_Problem_.
In the entries that follow, count each line containing "name" and state the total, nothing more.

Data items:
━━━━━━━━━━━━━━━━━━━━━━━━━━━━━━

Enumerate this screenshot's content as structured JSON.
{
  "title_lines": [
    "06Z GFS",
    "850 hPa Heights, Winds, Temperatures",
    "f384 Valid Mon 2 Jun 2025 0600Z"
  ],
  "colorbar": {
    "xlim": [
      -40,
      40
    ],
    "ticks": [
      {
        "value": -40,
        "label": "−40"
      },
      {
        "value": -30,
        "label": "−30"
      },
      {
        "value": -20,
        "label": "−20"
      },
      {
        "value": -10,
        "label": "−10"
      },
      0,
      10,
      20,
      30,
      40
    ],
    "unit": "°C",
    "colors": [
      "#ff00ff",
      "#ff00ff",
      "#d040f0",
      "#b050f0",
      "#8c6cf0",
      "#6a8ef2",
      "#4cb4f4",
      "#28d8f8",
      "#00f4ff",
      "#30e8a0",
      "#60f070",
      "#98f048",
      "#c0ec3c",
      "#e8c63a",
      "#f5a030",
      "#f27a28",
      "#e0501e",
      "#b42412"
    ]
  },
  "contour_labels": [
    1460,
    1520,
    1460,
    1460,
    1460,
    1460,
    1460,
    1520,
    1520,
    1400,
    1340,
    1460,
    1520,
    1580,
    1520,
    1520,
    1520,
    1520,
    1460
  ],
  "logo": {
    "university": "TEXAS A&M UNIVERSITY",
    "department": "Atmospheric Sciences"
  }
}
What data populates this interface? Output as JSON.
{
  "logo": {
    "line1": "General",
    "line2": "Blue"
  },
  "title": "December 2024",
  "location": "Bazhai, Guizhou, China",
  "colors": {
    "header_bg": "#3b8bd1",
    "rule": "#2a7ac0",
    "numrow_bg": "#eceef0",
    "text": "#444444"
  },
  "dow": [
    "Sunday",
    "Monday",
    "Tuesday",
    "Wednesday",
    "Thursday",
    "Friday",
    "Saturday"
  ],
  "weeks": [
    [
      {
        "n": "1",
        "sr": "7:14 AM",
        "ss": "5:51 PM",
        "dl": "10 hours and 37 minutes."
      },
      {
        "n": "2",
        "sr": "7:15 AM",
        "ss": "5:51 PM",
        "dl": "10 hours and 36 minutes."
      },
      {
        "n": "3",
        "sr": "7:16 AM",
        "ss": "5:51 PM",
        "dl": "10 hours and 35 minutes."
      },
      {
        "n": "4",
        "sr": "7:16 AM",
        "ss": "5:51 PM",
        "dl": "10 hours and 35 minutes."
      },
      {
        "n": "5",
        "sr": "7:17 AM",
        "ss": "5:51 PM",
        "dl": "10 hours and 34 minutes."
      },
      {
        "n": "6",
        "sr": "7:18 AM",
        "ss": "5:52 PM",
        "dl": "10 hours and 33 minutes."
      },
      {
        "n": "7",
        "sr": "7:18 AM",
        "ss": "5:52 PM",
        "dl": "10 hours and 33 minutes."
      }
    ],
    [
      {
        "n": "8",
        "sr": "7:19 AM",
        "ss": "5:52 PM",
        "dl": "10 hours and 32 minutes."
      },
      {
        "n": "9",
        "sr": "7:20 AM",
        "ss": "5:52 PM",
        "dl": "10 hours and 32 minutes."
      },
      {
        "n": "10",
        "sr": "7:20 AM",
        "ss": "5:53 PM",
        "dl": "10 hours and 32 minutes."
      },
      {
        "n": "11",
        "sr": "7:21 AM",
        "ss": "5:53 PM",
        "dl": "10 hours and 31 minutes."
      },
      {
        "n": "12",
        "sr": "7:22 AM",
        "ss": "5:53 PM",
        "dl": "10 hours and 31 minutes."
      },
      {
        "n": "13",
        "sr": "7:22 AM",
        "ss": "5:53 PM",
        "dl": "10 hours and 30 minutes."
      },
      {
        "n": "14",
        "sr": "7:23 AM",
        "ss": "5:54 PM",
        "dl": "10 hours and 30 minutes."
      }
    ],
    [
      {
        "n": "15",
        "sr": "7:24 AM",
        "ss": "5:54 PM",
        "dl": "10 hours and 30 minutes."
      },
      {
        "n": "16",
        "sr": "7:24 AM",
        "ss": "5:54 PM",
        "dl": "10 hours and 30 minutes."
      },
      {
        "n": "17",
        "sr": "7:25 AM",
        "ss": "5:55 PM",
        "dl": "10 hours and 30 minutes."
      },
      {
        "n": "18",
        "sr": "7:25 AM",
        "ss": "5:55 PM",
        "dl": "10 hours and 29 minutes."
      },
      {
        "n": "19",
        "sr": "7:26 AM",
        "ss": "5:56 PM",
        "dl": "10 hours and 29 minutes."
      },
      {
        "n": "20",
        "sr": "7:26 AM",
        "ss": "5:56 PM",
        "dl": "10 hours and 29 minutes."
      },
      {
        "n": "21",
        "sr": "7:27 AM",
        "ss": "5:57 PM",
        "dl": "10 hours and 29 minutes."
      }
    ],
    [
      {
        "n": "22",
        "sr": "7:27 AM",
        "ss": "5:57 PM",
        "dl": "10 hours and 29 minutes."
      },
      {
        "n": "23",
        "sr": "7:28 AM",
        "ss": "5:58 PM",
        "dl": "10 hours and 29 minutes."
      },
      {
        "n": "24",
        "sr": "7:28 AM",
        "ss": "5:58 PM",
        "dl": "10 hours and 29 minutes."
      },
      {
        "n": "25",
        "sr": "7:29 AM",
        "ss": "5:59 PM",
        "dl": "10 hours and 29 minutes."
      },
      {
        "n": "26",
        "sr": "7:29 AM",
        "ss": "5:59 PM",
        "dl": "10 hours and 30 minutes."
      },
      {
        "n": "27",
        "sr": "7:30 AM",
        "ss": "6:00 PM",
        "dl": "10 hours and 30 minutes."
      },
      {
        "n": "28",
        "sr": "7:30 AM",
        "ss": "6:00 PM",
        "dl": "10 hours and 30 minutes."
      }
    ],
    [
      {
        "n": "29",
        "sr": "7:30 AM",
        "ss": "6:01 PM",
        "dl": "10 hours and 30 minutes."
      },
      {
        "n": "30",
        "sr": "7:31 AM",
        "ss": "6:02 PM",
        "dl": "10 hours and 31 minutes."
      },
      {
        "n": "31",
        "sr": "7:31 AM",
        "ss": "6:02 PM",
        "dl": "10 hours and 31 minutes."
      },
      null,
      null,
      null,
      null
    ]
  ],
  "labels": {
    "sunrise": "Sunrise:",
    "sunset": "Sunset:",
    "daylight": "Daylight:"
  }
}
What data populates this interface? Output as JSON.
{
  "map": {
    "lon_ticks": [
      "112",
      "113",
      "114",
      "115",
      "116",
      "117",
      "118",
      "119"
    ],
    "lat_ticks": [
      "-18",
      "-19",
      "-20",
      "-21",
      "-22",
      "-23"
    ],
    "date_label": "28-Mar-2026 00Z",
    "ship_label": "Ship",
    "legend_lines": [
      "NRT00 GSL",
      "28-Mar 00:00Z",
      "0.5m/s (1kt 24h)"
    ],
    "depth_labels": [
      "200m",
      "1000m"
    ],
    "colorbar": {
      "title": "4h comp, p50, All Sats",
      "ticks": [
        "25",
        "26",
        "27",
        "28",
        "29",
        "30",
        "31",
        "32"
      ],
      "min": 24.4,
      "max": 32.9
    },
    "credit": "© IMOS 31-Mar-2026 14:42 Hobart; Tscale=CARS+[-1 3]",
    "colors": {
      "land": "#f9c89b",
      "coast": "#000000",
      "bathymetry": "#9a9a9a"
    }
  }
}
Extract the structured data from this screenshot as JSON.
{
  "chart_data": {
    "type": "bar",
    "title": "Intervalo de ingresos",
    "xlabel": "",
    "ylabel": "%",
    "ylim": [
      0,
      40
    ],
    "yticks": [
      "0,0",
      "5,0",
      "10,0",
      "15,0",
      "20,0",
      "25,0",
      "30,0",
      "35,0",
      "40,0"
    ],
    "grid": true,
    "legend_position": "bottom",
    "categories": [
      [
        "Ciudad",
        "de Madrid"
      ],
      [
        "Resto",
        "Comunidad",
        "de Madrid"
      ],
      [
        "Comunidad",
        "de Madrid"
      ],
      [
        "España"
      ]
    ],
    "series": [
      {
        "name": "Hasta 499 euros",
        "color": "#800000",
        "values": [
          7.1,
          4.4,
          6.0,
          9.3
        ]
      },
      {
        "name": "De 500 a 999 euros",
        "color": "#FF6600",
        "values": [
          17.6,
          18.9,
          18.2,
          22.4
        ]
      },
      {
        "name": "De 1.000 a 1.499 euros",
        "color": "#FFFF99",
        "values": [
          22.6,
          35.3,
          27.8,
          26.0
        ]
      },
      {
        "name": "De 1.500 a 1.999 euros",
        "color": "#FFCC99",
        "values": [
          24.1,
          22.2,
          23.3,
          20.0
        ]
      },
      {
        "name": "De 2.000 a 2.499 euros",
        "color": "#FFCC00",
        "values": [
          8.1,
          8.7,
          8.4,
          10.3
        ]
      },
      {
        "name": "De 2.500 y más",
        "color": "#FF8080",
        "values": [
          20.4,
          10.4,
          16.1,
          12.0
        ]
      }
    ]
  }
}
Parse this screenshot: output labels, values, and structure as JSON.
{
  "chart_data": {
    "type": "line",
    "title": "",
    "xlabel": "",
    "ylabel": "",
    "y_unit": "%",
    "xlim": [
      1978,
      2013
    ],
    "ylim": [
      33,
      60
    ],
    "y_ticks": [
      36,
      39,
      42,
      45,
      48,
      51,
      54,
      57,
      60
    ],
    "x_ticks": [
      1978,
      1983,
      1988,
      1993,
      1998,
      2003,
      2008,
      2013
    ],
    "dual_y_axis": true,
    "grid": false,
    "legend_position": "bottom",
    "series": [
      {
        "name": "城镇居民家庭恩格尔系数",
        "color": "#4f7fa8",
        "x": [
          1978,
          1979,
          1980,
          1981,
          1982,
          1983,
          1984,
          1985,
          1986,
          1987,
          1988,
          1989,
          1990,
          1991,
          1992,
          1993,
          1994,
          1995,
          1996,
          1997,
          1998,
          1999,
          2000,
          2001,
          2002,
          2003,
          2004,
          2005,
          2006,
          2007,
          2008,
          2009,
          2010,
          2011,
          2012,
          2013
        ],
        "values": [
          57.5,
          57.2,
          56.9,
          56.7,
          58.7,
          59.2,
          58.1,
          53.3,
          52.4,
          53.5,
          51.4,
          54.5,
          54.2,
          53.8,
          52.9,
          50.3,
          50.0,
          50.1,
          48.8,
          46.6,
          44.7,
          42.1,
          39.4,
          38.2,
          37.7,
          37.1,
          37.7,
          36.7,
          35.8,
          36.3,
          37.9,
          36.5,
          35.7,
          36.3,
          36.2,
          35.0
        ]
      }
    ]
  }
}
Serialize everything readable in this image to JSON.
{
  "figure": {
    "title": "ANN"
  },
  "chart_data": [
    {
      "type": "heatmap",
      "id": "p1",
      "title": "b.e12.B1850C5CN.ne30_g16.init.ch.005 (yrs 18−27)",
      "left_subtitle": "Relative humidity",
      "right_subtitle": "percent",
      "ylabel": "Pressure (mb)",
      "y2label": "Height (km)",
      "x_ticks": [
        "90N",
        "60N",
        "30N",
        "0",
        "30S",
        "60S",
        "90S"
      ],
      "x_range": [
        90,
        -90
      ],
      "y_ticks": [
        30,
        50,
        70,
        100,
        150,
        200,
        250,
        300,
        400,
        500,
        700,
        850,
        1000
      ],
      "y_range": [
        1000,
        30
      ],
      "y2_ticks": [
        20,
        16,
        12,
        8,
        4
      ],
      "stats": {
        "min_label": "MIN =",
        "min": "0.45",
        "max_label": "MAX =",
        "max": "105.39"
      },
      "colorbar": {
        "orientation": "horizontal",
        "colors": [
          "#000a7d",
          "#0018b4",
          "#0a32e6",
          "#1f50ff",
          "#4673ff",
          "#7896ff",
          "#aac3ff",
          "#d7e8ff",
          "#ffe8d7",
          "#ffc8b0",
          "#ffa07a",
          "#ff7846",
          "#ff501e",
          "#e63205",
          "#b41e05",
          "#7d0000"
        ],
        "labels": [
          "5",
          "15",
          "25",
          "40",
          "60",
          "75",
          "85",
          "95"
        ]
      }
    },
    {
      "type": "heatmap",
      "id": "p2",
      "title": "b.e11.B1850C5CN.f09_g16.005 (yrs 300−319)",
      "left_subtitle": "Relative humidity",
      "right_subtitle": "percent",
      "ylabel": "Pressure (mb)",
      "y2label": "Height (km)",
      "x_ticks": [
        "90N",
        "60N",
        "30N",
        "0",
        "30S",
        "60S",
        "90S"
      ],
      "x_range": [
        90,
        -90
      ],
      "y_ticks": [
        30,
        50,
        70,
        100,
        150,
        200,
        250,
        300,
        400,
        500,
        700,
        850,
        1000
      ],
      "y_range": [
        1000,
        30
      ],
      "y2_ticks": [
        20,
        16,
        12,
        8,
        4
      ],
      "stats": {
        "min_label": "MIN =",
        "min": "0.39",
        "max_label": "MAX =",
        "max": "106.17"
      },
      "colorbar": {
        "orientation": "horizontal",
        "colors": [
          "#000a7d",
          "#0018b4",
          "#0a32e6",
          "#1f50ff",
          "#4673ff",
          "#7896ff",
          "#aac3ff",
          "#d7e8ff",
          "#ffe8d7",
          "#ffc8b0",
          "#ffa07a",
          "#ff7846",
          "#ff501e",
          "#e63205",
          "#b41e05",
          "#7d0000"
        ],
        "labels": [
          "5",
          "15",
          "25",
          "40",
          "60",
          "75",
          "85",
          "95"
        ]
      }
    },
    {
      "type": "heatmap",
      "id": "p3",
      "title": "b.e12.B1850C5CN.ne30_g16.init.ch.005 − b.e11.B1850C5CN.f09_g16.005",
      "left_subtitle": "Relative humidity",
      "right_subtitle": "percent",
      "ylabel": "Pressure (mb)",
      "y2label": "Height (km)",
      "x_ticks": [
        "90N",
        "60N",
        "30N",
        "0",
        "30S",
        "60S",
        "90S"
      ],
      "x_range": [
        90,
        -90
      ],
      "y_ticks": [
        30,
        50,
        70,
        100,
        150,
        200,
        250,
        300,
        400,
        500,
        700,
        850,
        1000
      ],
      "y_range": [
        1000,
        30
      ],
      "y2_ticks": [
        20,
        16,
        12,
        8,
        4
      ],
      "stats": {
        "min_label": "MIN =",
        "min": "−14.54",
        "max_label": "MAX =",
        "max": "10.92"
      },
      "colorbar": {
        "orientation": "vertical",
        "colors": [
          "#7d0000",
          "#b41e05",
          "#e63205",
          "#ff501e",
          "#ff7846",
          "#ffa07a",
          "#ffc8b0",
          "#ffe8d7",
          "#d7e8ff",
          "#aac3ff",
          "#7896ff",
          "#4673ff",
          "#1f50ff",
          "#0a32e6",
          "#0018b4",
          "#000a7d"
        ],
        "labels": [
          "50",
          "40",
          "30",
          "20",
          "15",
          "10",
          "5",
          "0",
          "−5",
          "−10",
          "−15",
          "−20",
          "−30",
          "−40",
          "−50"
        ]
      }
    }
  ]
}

━━━━━━━━━━━━━━━━━━━━━━━━━━━━━━

_Written response_.
7